Dataset excerpts:
-----

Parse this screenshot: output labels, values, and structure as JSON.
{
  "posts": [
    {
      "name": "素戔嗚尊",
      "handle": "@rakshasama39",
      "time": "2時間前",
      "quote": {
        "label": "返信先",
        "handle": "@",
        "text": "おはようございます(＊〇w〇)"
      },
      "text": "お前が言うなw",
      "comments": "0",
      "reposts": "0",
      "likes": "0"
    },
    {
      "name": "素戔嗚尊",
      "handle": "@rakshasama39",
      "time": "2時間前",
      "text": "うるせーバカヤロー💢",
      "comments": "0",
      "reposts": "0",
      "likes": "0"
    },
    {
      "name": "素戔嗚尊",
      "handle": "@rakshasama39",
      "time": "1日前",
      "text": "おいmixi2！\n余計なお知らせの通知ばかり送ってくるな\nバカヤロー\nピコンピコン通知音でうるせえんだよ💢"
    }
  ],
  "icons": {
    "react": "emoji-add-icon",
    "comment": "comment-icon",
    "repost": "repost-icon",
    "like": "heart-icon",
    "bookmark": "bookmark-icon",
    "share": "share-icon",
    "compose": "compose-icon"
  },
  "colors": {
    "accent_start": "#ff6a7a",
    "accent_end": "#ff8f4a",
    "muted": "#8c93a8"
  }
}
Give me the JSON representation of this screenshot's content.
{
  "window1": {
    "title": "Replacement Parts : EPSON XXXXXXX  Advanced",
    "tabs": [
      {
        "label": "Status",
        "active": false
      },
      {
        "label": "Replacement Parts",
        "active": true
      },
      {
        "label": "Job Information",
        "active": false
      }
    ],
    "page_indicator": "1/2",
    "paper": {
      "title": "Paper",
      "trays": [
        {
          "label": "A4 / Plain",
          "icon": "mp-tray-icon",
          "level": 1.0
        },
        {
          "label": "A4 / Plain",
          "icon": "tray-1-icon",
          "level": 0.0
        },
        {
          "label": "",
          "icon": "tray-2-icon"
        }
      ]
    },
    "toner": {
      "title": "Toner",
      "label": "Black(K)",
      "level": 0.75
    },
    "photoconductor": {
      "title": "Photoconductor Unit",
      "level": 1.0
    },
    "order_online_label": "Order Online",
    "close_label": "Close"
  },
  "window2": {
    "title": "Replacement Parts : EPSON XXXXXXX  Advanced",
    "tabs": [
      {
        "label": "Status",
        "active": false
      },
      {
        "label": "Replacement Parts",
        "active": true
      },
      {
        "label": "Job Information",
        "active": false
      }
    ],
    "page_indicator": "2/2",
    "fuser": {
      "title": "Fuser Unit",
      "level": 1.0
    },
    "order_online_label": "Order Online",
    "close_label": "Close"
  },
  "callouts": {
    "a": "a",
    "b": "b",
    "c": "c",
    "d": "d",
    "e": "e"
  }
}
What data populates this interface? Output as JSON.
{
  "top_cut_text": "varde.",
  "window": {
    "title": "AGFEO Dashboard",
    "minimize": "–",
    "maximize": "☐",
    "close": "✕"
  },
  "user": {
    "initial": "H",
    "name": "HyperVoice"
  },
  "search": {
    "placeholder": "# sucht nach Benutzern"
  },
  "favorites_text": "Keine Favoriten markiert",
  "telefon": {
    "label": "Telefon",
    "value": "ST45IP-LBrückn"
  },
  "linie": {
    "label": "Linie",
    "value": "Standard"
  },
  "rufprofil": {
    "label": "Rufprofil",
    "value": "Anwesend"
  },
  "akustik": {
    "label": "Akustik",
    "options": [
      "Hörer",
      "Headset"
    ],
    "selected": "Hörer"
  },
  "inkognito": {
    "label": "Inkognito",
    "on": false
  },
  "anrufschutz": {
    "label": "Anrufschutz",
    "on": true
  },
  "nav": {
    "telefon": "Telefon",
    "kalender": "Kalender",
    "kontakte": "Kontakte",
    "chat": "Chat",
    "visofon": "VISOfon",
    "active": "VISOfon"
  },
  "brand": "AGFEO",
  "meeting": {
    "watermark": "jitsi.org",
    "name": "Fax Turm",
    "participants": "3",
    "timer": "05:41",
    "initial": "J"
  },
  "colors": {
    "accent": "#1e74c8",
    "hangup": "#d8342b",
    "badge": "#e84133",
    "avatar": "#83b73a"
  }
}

-----

### TO BE DONE
Print all of the entries exactly as they appear.

### TASK SOLUTION
Parse this screenshot: output labels, values, and structure as JSON.
{
  "posts": [
    {
      "name": "素戔嗚尊",
      "handle": "@rakshasama39",
      "time": "2時間前",
      "quote": {
        "label": "返信先",
        "handle": "@",
        "text": "おはようございます(＊〇w〇)"
      },
      "text": "お前が言うなw",
      "comments": "0",
      "reposts": "0",
      "likes": "0"
    },
    {
      "name": "素戔嗚尊",
      "handle": "@rakshasama39",
      "time": "2時間前",
      "text": "うるせーバカヤロー💢",
      "comments": "0",
      "reposts": "0",
      "likes": "0"
    },
    {
      "name": "素戔嗚尊",
      "handle": "@rakshasama39",
      "time": "1日前",
      "text": "おいmixi2！\n余計なお知らせの通知ばかり送ってくるな\nバカヤロー\nピコンピコン通知音でうるせえんだよ💢"
    }
  ],
  "icons": {
    "react": "emoji-add-icon",
    "comment": "comment-icon",
    "repost": "repost-icon",
    "like": "heart-icon",
    "bookmark": "bookmark-icon",
    "share": "share-icon",
    "compose": "compose-icon"
  },
  "colors": {
    "accent_start": "#ff6a7a",
    "accent_end": "#ff8f4a",
    "muted": "#8c93a8"
  }
}
Give me the JSON representation of this screenshot's content.
{
  "window1": {
    "title": "Replacement Parts : EPSON XXXXXXX  Advanced",
    "tabs": [
      {
        "label": "Status",
        "active": false
      },
      {
        "label": "Replacement Parts",
        "active": true
      },
      {
        "label": "Job Information",
        "active": false
      }
    ],
    "page_indicator": "1/2",
    "paper": {
      "title": "Paper",
      "trays": [
        {
          "label": "A4 / Plain",
          "icon": "mp-tray-icon",
          "level": 1.0
        },
        {
          "label": "A4 / Plain",
          "icon": "tray-1-icon",
          "level": 0.0
        },
        {
          "label": "",
          "icon": "tray-2-icon"
        }
      ]
    },
    "toner": {
      "title": "Toner",
      "label": "Black(K)",
      "level": 0.75
    },
    "photoconductor": {
      "title": "Photoconductor Unit",
      "level": 1.0
    },
    "order_online_label": "Order Online",
    "close_label": "Close"
  },
  "window2": {
    "title": "Replacement Parts : EPSON XXXXXXX  Advanced",
    "tabs": [
      {
        "label": "Status",
        "active": false
      },
      {
        "label": "Replacement Parts",
        "active": true
      },
      {
        "label": "Job Information",
        "active": false
      }
    ],
    "page_indicator": "2/2",
    "fuser": {
      "title": "Fuser Unit",
      "level": 1.0
    },
    "order_online_label": "Order Online",
    "close_label": "Close"
  },
  "callouts": {
    "a": "a",
    "b": "b",
    "c": "c",
    "d": "d",
    "e": "e"
  }
}
What data populates this interface? Output as JSON.
{
  "top_cut_text": "varde.",
  "window": {
    "title": "AGFEO Dashboard",
    "minimize": "–",
    "maximize": "☐",
    "close": "✕"
  },
  "user": {
    "initial": "H",
    "name": "HyperVoice"
  },
  "search": {
    "placeholder": "# sucht nach Benutzern"
  },
  "favorites_text": "Keine Favoriten markiert",
  "telefon": {
    "label": "Telefon",
    "value": "ST45IP-LBrückn"
  },
  "linie": {
    "label": "Linie",
    "value": "Standard"
  },
  "rufprofil": {
    "label": "Rufprofil",
    "value": "Anwesend"
  },
  "akustik": {
    "label": "Akustik",
    "options": [
      "Hörer",
      "Headset"
    ],
    "selected": "Hörer"
  },
  "inkognito": {
    "label": "Inkognito",
    "on": false
  },
  "anrufschutz": {
    "label": "Anrufschutz",
    "on": true
  },
  "nav": {
    "telefon": "Telefon",
    "kalender": "Kalender",
    "kontakte": "Kontakte",
    "chat": "Chat",
    "visofon": "VISOfon",
    "active": "VISOfon"
  },
  "brand": "AGFEO",
  "meeting": {
    "watermark": "jitsi.org",
    "name": "Fax Turm",
    "participants": "3",
    "timer": "05:41",
    "initial": "J"
  },
  "colors": {
    "accent": "#1e74c8",
    "hangup": "#d8342b",
    "badge": "#e84133",
    "avatar": "#83b73a"
  }
}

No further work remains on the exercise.